Render every line of the rows below as a numbered list, leaving out any blank lines.
══ Input data
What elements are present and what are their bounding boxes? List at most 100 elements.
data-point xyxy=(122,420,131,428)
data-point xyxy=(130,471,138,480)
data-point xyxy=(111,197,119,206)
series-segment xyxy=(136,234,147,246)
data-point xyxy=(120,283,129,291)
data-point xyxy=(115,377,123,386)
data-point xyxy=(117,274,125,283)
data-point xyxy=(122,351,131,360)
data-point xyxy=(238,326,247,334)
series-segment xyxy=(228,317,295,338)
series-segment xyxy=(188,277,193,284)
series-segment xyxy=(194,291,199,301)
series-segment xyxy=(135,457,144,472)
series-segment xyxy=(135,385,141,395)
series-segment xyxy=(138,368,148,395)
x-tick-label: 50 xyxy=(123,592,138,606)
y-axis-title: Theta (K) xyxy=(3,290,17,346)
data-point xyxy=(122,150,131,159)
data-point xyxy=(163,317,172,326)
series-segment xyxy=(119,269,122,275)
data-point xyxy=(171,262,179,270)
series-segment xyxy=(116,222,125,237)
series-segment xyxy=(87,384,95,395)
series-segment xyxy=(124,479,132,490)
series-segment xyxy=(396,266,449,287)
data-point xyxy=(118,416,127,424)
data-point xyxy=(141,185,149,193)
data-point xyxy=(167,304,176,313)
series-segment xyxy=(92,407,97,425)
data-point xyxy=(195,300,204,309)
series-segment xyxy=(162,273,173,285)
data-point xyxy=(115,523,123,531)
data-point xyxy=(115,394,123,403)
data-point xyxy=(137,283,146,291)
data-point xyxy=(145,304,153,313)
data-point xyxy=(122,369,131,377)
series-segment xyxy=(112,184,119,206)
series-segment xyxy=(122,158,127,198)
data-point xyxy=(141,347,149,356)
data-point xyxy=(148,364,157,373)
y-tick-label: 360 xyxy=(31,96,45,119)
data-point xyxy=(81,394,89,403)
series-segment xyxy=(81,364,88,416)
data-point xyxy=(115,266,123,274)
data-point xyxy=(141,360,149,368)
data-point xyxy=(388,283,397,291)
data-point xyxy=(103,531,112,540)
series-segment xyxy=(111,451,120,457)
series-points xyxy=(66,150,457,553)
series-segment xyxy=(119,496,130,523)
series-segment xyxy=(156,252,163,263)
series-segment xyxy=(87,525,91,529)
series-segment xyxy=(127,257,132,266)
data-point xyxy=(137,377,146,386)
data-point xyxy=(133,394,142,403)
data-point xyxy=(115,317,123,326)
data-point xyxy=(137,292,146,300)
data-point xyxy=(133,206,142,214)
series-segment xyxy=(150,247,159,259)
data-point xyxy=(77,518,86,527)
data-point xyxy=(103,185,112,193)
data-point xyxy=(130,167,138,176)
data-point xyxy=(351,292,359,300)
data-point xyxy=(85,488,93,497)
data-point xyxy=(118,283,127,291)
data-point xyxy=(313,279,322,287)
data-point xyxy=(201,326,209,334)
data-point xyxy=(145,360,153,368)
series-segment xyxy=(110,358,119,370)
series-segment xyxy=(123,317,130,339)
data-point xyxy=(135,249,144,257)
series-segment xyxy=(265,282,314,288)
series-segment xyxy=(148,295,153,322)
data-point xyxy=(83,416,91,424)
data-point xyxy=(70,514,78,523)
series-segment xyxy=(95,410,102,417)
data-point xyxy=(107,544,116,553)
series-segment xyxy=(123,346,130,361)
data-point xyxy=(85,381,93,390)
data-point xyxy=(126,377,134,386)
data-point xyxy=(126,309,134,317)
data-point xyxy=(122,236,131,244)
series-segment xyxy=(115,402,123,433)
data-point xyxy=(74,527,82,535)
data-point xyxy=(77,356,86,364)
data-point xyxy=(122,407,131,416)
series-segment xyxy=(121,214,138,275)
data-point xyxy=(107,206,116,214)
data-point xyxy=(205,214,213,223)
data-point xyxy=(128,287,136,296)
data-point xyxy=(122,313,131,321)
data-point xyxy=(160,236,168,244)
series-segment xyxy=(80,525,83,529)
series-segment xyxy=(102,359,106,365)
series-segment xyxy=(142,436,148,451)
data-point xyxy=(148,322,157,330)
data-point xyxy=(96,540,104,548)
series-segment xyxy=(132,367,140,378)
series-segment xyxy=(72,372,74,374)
════
Expected answer:
1. What elements are present and what are their bounding boxes? List at most 100 elements.
2. data-point xyxy=(122,420,131,428)
3. data-point xyxy=(130,471,138,480)
4. data-point xyxy=(111,197,119,206)
5. series-segment xyxy=(136,234,147,246)
6. data-point xyxy=(120,283,129,291)
7. data-point xyxy=(115,377,123,386)
8. data-point xyxy=(117,274,125,283)
9. data-point xyxy=(122,351,131,360)
10. data-point xyxy=(238,326,247,334)
11. series-segment xyxy=(228,317,295,338)
12. series-segment xyxy=(188,277,193,284)
13. series-segment xyxy=(194,291,199,301)
14. series-segment xyxy=(135,457,144,472)
15. series-segment xyxy=(135,385,141,395)
16. series-segment xyxy=(138,368,148,395)
17. x-tick-label: 50 xyxy=(123,592,138,606)
18. y-axis-title: Theta (K) xyxy=(3,290,17,346)
19. data-point xyxy=(122,150,131,159)
20. data-point xyxy=(163,317,172,326)
21. series-segment xyxy=(119,269,122,275)
22. data-point xyxy=(171,262,179,270)
23. series-segment xyxy=(116,222,125,237)
24. series-segment xyxy=(87,384,95,395)
25. series-segment xyxy=(124,479,132,490)
26. series-segment xyxy=(396,266,449,287)
27. data-point xyxy=(118,416,127,424)
28. data-point xyxy=(141,185,149,193)
29. data-point xyxy=(167,304,176,313)
30. series-segment xyxy=(92,407,97,425)
31. data-point xyxy=(195,300,204,309)
32. series-segment xyxy=(162,273,173,285)
33. data-point xyxy=(115,523,123,531)
34. data-point xyxy=(115,394,123,403)
35. data-point xyxy=(137,283,146,291)
36. data-point xyxy=(145,304,153,313)
37. data-point xyxy=(122,369,131,377)
38. series-segment xyxy=(112,184,119,206)
39. series-segment xyxy=(122,158,127,198)
40. data-point xyxy=(141,347,149,356)
41. data-point xyxy=(148,364,157,373)
42. y-tick-label: 360 xyxy=(31,96,45,119)
43. data-point xyxy=(81,394,89,403)
44. series-segment xyxy=(81,364,88,416)
45. data-point xyxy=(115,266,123,274)
46. data-point xyxy=(141,360,149,368)
47. data-point xyxy=(388,283,397,291)
48. data-point xyxy=(103,531,112,540)
49. series-segment xyxy=(111,451,120,457)
50. series-points xyxy=(66,150,457,553)
51. series-segment xyxy=(119,496,130,523)
52. series-segment xyxy=(156,252,163,263)
53. series-segment xyxy=(87,525,91,529)
54. series-segment xyxy=(127,257,132,266)
55. data-point xyxy=(137,377,146,386)
56. data-point xyxy=(133,394,142,403)
57. data-point xyxy=(115,317,123,326)
58. data-point xyxy=(137,292,146,300)
59. data-point xyxy=(133,206,142,214)
60. series-segment xyxy=(150,247,159,259)
61. data-point xyxy=(77,518,86,527)
62. data-point xyxy=(103,185,112,193)
63. data-point xyxy=(130,167,138,176)
64. data-point xyxy=(351,292,359,300)
65. data-point xyxy=(85,488,93,497)
66. data-point xyxy=(118,283,127,291)
67. data-point xyxy=(313,279,322,287)
68. data-point xyxy=(201,326,209,334)
69. data-point xyxy=(145,360,153,368)
70. series-segment xyxy=(110,358,119,370)
71. series-segment xyxy=(123,317,130,339)
72. data-point xyxy=(135,249,144,257)
73. series-segment xyxy=(265,282,314,288)
74. series-segment xyxy=(148,295,153,322)
75. data-point xyxy=(83,416,91,424)
76. data-point xyxy=(70,514,78,523)
77. series-segment xyxy=(95,410,102,417)
78. data-point xyxy=(107,544,116,553)
79. series-segment xyxy=(123,346,130,361)
80. data-point xyxy=(85,381,93,390)
81. data-point xyxy=(126,377,134,386)
82. data-point xyxy=(126,309,134,317)
83. data-point xyxy=(122,236,131,244)
84. series-segment xyxy=(115,402,123,433)
85. data-point xyxy=(74,527,82,535)
86. data-point xyxy=(77,356,86,364)
87. data-point xyxy=(122,407,131,416)
88. series-segment xyxy=(121,214,138,275)
89. data-point xyxy=(107,206,116,214)
90. data-point xyxy=(205,214,213,223)
91. data-point xyxy=(128,287,136,296)
92. data-point xyxy=(122,313,131,321)
93. data-point xyxy=(160,236,168,244)
94. series-segment xyxy=(80,525,83,529)
95. series-segment xyxy=(102,359,106,365)
96. series-segment xyxy=(142,436,148,451)
97. data-point xyxy=(148,322,157,330)
98. data-point xyxy=(96,540,104,548)
99. series-segment xyxy=(132,367,140,378)
100. series-segment xyxy=(72,372,74,374)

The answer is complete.